**Task to carry out**
Count every line that has the word "Output". Give the number, without anything more.
^^^^
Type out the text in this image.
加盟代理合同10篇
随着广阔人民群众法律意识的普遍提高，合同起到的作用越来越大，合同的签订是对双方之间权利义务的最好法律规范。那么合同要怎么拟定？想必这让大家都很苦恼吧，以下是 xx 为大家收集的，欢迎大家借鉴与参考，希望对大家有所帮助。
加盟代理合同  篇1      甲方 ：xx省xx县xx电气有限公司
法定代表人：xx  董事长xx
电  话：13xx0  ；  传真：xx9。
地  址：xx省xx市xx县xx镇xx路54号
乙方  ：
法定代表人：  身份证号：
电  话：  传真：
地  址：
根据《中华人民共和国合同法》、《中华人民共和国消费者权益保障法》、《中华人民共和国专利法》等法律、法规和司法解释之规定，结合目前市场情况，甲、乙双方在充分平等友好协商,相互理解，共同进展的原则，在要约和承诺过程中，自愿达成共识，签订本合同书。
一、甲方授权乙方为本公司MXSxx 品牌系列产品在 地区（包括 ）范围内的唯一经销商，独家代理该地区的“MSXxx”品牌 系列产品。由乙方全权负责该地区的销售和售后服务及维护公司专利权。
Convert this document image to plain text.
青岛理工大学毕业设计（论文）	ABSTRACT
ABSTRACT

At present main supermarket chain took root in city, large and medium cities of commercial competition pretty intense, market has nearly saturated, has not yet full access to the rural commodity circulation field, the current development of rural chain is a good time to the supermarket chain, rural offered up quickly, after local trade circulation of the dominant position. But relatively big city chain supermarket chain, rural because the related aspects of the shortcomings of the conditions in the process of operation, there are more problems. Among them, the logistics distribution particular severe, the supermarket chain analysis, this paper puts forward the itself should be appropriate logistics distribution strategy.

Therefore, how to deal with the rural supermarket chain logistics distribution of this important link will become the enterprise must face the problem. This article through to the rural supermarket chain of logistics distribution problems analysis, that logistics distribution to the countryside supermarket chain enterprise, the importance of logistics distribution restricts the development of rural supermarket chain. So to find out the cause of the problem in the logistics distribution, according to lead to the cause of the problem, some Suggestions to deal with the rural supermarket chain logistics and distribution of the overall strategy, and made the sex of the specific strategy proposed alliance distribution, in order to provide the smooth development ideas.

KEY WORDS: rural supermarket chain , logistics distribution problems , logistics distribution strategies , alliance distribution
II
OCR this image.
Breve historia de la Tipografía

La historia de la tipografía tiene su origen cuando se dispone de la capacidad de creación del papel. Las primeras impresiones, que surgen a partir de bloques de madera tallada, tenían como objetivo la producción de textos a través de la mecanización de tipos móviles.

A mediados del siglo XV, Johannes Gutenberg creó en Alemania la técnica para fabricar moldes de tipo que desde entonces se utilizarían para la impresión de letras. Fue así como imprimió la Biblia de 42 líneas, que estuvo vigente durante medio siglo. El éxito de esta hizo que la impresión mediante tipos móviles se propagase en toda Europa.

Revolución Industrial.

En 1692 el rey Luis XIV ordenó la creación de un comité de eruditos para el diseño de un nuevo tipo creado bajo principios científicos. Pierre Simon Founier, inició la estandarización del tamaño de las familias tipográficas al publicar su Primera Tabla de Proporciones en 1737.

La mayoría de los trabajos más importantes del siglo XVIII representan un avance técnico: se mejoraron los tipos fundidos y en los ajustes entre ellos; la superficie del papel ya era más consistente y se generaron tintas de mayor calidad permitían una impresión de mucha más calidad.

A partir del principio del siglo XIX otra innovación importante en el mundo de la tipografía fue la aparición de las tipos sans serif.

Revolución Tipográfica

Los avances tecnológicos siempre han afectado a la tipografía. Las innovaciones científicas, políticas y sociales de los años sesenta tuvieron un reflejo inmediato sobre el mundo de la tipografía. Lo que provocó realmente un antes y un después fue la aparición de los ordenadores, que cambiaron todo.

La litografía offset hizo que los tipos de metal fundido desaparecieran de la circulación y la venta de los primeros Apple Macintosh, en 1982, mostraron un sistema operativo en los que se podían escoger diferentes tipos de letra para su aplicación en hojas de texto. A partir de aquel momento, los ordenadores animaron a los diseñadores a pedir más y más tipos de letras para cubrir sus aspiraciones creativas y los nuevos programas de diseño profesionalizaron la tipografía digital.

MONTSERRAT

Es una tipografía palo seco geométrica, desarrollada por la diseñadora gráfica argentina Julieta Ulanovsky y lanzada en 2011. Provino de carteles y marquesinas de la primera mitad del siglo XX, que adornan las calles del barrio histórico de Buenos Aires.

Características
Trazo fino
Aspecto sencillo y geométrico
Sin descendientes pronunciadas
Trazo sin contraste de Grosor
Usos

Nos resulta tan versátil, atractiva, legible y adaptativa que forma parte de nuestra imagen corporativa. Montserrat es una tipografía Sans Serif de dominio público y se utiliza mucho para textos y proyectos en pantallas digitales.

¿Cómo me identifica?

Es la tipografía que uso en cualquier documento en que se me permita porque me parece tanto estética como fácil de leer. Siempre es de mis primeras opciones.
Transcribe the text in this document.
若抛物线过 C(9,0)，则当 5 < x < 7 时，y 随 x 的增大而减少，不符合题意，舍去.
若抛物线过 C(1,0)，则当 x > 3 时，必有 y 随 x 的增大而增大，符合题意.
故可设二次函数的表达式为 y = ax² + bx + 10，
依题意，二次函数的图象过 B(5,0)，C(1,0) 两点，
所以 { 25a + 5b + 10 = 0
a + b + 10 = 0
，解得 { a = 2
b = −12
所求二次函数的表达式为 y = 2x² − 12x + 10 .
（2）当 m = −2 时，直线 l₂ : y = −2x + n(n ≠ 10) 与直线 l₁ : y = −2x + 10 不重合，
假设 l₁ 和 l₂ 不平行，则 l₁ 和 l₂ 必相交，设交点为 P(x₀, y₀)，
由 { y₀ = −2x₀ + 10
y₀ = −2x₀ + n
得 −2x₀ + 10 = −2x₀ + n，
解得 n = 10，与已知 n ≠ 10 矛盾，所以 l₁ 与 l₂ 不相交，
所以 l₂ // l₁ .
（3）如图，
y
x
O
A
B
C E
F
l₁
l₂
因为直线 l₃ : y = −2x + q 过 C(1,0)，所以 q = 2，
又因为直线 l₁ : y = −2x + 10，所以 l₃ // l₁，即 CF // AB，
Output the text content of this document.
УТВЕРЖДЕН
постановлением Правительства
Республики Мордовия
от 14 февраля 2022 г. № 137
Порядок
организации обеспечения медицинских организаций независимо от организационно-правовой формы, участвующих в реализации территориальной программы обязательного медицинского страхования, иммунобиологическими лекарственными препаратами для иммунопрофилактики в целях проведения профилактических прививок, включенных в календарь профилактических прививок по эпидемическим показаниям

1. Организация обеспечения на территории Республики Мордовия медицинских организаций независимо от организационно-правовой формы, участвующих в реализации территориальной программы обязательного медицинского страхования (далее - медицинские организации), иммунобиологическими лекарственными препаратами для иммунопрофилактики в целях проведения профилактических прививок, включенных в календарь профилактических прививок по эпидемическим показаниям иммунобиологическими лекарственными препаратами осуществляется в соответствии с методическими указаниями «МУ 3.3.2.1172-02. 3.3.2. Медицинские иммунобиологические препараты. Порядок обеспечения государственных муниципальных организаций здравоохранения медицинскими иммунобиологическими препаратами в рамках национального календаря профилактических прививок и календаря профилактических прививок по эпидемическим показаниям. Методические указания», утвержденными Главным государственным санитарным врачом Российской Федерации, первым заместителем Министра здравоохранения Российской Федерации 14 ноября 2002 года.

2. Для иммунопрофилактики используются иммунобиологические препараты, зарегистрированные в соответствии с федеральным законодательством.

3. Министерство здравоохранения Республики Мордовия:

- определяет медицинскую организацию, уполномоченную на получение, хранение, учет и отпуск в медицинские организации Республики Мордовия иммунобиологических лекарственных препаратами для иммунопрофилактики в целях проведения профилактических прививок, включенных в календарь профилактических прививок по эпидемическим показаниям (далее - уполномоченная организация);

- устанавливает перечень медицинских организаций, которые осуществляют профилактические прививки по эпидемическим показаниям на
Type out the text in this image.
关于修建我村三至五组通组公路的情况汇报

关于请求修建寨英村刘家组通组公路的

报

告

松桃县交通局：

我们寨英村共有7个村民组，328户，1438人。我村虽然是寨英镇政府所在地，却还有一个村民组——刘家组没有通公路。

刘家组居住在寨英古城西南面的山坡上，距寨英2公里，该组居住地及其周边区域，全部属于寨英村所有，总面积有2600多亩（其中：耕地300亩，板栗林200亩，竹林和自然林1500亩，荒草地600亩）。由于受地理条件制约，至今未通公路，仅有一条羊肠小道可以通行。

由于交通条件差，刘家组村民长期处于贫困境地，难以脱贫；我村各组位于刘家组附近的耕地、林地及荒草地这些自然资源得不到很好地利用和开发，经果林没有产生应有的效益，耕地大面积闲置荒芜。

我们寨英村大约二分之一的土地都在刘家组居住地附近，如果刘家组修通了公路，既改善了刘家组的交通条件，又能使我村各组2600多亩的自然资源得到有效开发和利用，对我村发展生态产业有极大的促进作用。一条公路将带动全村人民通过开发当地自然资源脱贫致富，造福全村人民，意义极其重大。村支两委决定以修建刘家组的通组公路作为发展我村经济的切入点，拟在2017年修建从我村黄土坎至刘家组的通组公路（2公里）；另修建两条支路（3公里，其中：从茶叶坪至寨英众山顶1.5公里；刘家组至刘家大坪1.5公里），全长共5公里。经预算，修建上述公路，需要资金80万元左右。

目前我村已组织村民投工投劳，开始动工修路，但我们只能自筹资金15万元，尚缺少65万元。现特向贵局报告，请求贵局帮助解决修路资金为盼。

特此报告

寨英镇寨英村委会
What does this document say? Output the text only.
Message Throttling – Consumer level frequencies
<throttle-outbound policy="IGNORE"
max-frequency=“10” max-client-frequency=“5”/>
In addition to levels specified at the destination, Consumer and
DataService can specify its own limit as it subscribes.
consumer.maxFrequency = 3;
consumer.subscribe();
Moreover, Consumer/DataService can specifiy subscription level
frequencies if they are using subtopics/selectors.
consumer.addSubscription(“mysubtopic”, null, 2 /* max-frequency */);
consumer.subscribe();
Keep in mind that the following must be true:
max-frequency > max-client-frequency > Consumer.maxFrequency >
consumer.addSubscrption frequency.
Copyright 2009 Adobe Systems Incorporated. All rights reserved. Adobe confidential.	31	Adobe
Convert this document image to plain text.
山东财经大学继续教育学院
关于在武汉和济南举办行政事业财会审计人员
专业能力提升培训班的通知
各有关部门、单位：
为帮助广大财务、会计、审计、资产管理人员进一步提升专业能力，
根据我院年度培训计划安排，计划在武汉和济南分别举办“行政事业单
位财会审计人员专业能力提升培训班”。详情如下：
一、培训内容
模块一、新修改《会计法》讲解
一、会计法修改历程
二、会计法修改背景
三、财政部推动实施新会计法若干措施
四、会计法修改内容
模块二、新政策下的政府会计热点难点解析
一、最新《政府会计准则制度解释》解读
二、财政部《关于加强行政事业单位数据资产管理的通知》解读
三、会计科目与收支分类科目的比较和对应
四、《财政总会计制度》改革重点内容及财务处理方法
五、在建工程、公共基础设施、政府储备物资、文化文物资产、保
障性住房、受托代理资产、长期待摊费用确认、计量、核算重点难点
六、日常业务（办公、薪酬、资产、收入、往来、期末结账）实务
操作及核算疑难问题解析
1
^^^^
**Written solution**
2